Louis Pizzitola is a visual artist and an amateur filmmaker.

Book Synopsis

Hearst Over Hollywood draws on hundreds of previously unpublished letters and memos, FBI Freedom of Information files, and personal interviews to document the scope of Hearst's power in Hollywood. Louis Pizzitola tells the hidden story of Hearst's shaping influence on both film publicity and film censorship as well as the growth of the "talkies," and the studio system.
################
JOB A
Transcribe the text about Louis Pizzitola's book, between "Book Synopsis" and "the studio system.", inclusive.

Element box rows
################
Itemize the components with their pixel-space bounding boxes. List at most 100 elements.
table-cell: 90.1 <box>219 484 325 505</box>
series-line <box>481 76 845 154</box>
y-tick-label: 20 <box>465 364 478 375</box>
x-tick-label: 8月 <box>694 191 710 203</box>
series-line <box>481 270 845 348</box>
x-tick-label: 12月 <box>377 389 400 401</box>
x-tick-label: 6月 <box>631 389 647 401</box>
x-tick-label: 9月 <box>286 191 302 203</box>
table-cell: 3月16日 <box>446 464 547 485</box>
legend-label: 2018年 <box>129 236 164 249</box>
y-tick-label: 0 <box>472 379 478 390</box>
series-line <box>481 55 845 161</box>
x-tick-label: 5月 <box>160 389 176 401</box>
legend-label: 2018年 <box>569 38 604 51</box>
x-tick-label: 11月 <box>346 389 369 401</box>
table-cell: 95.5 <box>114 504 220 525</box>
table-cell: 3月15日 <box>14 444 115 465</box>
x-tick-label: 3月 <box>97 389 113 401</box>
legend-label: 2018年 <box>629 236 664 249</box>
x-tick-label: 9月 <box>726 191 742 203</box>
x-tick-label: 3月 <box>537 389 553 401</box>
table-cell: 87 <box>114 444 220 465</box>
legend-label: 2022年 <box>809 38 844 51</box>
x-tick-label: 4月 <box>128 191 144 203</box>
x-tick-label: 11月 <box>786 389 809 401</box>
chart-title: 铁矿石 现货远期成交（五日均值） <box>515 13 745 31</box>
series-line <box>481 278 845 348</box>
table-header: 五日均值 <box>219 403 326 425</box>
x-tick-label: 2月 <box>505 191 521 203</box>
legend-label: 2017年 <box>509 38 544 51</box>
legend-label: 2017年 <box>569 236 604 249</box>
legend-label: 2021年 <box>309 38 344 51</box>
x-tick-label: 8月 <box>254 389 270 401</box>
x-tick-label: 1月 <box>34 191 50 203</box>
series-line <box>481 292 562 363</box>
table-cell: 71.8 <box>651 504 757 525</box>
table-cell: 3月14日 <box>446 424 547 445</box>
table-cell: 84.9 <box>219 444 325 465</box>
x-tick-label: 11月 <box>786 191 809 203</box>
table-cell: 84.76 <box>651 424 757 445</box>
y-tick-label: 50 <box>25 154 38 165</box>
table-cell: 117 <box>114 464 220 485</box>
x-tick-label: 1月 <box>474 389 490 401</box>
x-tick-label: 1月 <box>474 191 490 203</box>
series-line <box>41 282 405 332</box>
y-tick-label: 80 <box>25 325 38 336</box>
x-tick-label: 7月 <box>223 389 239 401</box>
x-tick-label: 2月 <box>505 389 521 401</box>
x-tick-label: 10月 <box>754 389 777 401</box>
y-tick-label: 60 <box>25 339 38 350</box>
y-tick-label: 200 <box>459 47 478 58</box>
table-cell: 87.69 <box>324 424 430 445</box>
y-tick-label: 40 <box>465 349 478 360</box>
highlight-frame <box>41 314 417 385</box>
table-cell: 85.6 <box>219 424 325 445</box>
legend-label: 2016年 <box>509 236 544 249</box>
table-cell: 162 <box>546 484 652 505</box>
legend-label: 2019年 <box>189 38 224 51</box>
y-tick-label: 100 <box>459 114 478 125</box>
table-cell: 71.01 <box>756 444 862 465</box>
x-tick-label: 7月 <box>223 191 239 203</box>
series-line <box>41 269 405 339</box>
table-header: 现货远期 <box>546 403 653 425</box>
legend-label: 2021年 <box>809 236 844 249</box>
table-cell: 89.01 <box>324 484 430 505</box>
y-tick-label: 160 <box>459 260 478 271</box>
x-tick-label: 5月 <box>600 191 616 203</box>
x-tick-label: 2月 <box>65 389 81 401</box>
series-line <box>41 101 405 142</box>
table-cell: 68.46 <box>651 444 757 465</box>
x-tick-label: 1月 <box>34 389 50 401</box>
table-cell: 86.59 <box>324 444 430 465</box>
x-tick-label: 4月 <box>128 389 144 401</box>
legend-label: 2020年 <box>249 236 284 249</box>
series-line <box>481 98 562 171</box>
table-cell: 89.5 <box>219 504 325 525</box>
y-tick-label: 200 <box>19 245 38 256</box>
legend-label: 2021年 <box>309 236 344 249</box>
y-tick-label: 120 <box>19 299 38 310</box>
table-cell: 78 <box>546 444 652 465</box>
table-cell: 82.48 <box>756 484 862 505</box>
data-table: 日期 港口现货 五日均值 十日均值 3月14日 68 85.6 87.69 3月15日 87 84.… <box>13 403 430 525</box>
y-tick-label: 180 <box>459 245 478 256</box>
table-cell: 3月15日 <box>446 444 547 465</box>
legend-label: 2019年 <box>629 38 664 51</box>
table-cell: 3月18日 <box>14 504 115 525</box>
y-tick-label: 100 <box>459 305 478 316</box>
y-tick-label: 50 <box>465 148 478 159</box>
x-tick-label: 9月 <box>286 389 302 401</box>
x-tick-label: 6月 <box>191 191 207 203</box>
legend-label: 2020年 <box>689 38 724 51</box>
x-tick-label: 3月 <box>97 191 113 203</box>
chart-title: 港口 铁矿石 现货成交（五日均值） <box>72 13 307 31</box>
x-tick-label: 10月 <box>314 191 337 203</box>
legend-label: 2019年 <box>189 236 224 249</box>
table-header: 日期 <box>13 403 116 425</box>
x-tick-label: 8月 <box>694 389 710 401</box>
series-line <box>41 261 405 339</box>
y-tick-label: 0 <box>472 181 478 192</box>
################
JOB B
Format the lines of the rows as a JSON list of strings, one string per line and with blank lines omitted, from the start of the rows through the line holding "x-tick-label: 8月 <box>694 191 710 203</box>", inclusive.

ANSWER A
Book Synopsis

Hearst Over Hollywood draws on hundreds of previously unpublished letters and memos, FBI Freedom of Information files, and personal interviews to document the scope of Hearst's power in Hollywood. Louis Pizzitola tells the hidden story of Hearst's shaping influence on both film publicity and film censorship as well as the growth of the "talkies," and the studio system.

ANSWER B
[
  "Itemize the components with their pixel-space bounding boxes. List at most 100 elements.",
  "table-cell: 90.1 <box>219 484 325 505</box>",
  "series-line <box>481 76 845 154</box>",
  "y-tick-label: 20 <box>465 364 478 375</box>",
  "x-tick-label: 8月 <box>694 191 710 203</box>"
]